▸ Stored records:
** begin **

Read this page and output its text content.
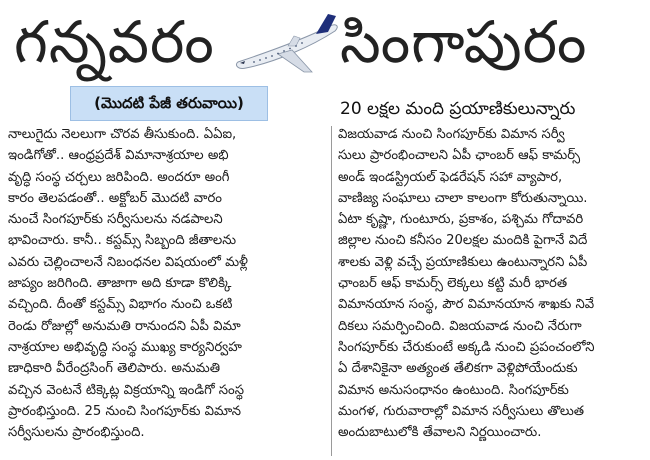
గన్నవరం సింగాపురం
(మొదటి పేజీ తరువాయి)	20 లక్షల మంది ప్రయాణికులున్నారు
నాలుగైదు నెలలుగా చొరవ తీసుకుంది. ఏఏఐ,
ఇండిగోతో.. ఆంధ్రప్రదేశ్ విమానాశ్రయాల అభి
వృద్ధి సంస్థ చర్చలు జరిపింది. అందరూ అంగీ
కారం తెలపడంతో.. అక్టోబర్ మొదటి వారం
నుంచే సింగపూర్‌కు సర్వీసులను నడపాలని
భావించారు. కానీ.. కస్టమ్స్ సిబ్బంది జీతాలను
ఎవరు చెల్లించాలనే నిబంధనల విషయంలో మళ్లీ
జాప్యం జరిగింది. తాజాగా అది కూడా కొలిక్కి
వచ్చింది. దీంతో కస్టమ్స్ విభాగం నుంచి ఒకటి
రెండు రోజుల్లో అనుమతి రానుందని ఏపీ విమా
నాశ్రయాల అభివృద్ధి సంస్థ ముఖ్య కార్యనిర్వహ
ణాధికారి వీరేంద్రసింగ్ తెలిపారు. అనుమతి
వచ్చిన వెంటనే టిక్కెట్ల విక్రయాన్ని ఇండిగో సంస్థ
ప్రారంభిస్తుంది. 25 నుంచి సింగపూర్‌కు విమాన
సర్వీసులను ప్రారంభిస్తుంది.
విజయవాడ నుంచి సింగపూర్‌కు విమాన సర్వీ
సులు ప్రారంభించాలని ఏపీ ఛాంబర్ ఆఫ్ కామర్స్
అండ్ ఇండస్ట్రియల్ ఫెడరేషన్ సహా వ్యాపార,
వాణిజ్య సంఘాలు చాలా కాలంగా కోరుతున్నాయి.
ఏటా కృష్ణా, గుంటూరు, ప్రకాశం, పశ్చిమ గోదావరి
జిల్లాల నుంచి కనీసం 20లక్షల మందికి పైగానే విదే
శాలకు వెళ్లి వచ్చే ప్రయాణికులు ఉంటున్నారని ఏపీ
ఛాంబర్ ఆఫ్ కామర్స్ లెక్కలు కట్టి మరీ భారత
విమానయాన సంస్థ, పౌర విమానయాన శాఖకు నివే
దికలు సమర్పించింది. విజయవాడ నుంచి నేరుగా
సింగపూర్‌కు చేరుకుంటే అక్కడి నుంచి ప్రపంచంలోని
ఏ దేశానికైనా అత్యంత తేలికగా వెళ్లిపోయేందుకు
విమాన అనుసంధానం ఉంటుంది. సింగపూర్‌కు
మంగళ, గురువారాల్లో విమాన సర్వీసులు తొలుత
అందుబాటులోకి తేవాలని నిర్ణయించారు.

** end **

▸ Stated exercise:
The records above need to be restated word for word, with the pictures left out.

▸ Answer in full:
Read this page and output its text content.
గన్నవరం సింగాపురం
(మొదటి పేజీ తరువాయి)	20 లక్షల మంది ప్రయాణికులున్నారు
నాలుగైదు నెలలుగా చొరవ తీసుకుంది. ఏఏఐ,
ఇండిగోతో.. ఆంధ్రప్రదేశ్ విమానాశ్రయాల అభి
వృద్ధి సంస్థ చర్చలు జరిపింది. అందరూ అంగీ
కారం తెలపడంతో.. అక్టోబర్ మొదటి వారం
నుంచే సింగపూర్‌కు సర్వీసులను నడపాలని
భావించారు. కానీ.. కస్టమ్స్ సిబ్బంది జీతాలను
ఎవరు చెల్లించాలనే నిబంధనల విషయంలో మళ్లీ
జాప్యం జరిగింది. తాజాగా అది కూడా కొలిక్కి
వచ్చింది. దీంతో కస్టమ్స్ విభాగం నుంచి ఒకటి
రెండు రోజుల్లో అనుమతి రానుందని ఏపీ విమా
నాశ్రయాల అభివృద్ధి సంస్థ ముఖ్య కార్యనిర్వహ
ణాధికారి వీరేంద్రసింగ్ తెలిపారు. అనుమతి
వచ్చిన వెంటనే టిక్కెట్ల విక్రయాన్ని ఇండిగో సంస్థ
ప్రారంభిస్తుంది. 25 నుంచి సింగపూర్‌కు విమాన
సర్వీసులను ప్రారంభిస్తుంది.
విజయవాడ నుంచి సింగపూర్‌కు విమాన సర్వీ
సులు ప్రారంభించాలని ఏపీ ఛాంబర్ ఆఫ్ కామర్స్
అండ్ ఇండస్ట్రియల్ ఫెడరేషన్ సహా వ్యాపార,
వాణిజ్య సంఘాలు చాలా కాలంగా కోరుతున్నాయి.
ఏటా కృష్ణా, గుంటూరు, ప్రకాశం, పశ్చిమ గోదావరి
జిల్లాల నుంచి కనీసం 20లక్షల మందికి పైగానే విదే
శాలకు వెళ్లి వచ్చే ప్రయాణికులు ఉంటున్నారని ఏపీ
ఛాంబర్ ఆఫ్ కామర్స్ లెక్కలు కట్టి మరీ భారత
విమానయాన సంస్థ, పౌర విమానయాన శాఖకు నివే
దికలు సమర్పించింది. విజయవాడ నుంచి నేరుగా
సింగపూర్‌కు చేరుకుంటే అక్కడి నుంచి ప్రపంచంలోని
ఏ దేశానికైనా అత్యంత తేలికగా వెళ్లిపోయేందుకు
విమాన అనుసంధానం ఉంటుంది. సింగపూర్‌కు
మంగళ, గురువారాల్లో విమాన సర్వీసులు తొలుత
అందుబాటులోకి తేవాలని నిర్ణయించారు.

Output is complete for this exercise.